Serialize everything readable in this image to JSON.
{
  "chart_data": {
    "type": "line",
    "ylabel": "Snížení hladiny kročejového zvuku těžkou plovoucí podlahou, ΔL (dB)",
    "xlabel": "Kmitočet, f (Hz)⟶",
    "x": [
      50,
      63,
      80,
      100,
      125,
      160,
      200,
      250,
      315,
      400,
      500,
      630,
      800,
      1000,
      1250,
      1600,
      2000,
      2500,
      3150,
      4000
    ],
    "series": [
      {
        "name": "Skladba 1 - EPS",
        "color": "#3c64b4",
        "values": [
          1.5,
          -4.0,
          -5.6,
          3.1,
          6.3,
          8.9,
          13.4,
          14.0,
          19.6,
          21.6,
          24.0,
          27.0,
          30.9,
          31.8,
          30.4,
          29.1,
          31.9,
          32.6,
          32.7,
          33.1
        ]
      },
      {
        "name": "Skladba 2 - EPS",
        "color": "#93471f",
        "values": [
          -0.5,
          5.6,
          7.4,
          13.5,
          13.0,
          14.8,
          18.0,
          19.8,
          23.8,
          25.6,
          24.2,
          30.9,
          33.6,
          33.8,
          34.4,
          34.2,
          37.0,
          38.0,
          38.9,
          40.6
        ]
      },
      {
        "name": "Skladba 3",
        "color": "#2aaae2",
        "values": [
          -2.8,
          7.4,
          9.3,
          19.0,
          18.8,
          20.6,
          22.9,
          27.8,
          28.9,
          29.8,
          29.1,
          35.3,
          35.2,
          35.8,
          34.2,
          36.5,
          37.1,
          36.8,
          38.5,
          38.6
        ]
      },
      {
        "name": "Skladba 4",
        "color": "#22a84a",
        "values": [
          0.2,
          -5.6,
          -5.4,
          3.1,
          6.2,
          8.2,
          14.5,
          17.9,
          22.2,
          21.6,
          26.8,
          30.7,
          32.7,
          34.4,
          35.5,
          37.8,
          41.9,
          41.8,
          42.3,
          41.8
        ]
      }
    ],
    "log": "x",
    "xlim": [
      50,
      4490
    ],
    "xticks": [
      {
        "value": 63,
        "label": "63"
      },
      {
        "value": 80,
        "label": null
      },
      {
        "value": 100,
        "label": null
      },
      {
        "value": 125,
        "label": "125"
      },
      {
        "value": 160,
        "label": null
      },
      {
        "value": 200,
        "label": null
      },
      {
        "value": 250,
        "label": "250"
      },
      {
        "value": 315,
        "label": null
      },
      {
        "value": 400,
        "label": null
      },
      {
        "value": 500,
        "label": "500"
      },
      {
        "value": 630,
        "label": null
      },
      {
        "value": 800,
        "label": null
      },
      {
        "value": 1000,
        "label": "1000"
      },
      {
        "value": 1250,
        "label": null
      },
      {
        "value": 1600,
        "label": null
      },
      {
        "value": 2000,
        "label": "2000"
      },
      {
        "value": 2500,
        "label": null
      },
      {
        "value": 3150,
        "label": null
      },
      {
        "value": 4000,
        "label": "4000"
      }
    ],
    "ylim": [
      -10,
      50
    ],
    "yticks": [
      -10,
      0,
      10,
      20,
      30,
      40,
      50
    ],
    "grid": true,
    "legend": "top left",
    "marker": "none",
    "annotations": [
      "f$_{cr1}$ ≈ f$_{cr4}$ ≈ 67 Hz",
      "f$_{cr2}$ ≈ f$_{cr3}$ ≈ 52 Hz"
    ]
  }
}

_ _ _

Written task: Quote every entry exactly.

Solution to the problem:
Serialize everything readable in this image to JSON.
{
  "chart_data": {
    "type": "line",
    "ylabel": "Snížení hladiny kročejového zvuku těžkou plovoucí podlahou, ΔL (dB)",
    "xlabel": "Kmitočet, f (Hz)⟶",
    "x": [
      50,
      63,
      80,
      100,
      125,
      160,
      200,
      250,
      315,
      400,
      500,
      630,
      800,
      1000,
      1250,
      1600,
      2000,
      2500,
      3150,
      4000
    ],
    "series": [
      {
        "name": "Skladba 1 - EPS",
        "color": "#3c64b4",
        "values": [
          1.5,
          -4.0,
          -5.6,
          3.1,
          6.3,
          8.9,
          13.4,
          14.0,
          19.6,
          21.6,
          24.0,
          27.0,
          30.9,
          31.8,
          30.4,
          29.1,
          31.9,
          32.6,
          32.7,
          33.1
        ]
      },
      {
        "name": "Skladba 2 - EPS",
        "color": "#93471f",
        "values": [
          -0.5,
          5.6,
          7.4,
          13.5,
          13.0,
          14.8,
          18.0,
          19.8,
          23.8,
          25.6,
          24.2,
          30.9,
          33.6,
          33.8,
          34.4,
          34.2,
          37.0,
          38.0,
          38.9,
          40.6
        ]
      },
      {
        "name": "Skladba 3",
        "color": "#2aaae2",
        "values": [
          -2.8,
          7.4,
          9.3,
          19.0,
          18.8,
          20.6,
          22.9,
          27.8,
          28.9,
          29.8,
          29.1,
          35.3,
          35.2,
          35.8,
          34.2,
          36.5,
          37.1,
          36.8,
          38.5,
          38.6
        ]
      },
      {
        "name": "Skladba 4",
        "color": "#22a84a",
        "values": [
          0.2,
          -5.6,
          -5.4,
          3.1,
          6.2,
          8.2,
          14.5,
          17.9,
          22.2,
          21.6,
          26.8,
          30.7,
          32.7,
          34.4,
          35.5,
          37.8,
          41.9,
          41.8,
          42.3,
          41.8
        ]
      }
    ],
    "log": "x",
    "xlim": [
      50,
      4490
    ],
    "xticks": [
      {
        "value": 63,
        "label": "63"
      },
      {
        "value": 80,
        "label": null
      },
      {
        "value": 100,
        "label": null
      },
      {
        "value": 125,
        "label": "125"
      },
      {
        "value": 160,
        "label": null
      },
      {
        "value": 200,
        "label": null
      },
      {
        "value": 250,
        "label": "250"
      },
      {
        "value": 315,
        "label": null
      },
      {
        "value": 400,
        "label": null
      },
      {
        "value": 500,
        "label": "500"
      },
      {
        "value": 630,
        "label": null
      },
      {
        "value": 800,
        "label": null
      },
      {
        "value": 1000,
        "label": "1000"
      },
      {
        "value": 1250,
        "label": null
      },
      {
        "value": 1600,
        "label": null
      },
      {
        "value": 2000,
        "label": "2000"
      },
      {
        "value": 2500,
        "label": null
      },
      {
        "value": 3150,
        "label": null
      },
      {
        "value": 4000,
        "label": "4000"
      }
    ],
    "ylim": [
      -10,
      50
    ],
    "yticks": [
      -10,
      0,
      10,
      20,
      30,
      40,
      50
    ],
    "grid": true,
    "legend": "top left",
    "marker": "none",
    "annotations": [
      "f$_{cr1}$ ≈ f$_{cr4}$ ≈ 67 Hz",
      "f$_{cr2}$ ≈ f$_{cr3}$ ≈ 52 Hz"
    ]
  }
}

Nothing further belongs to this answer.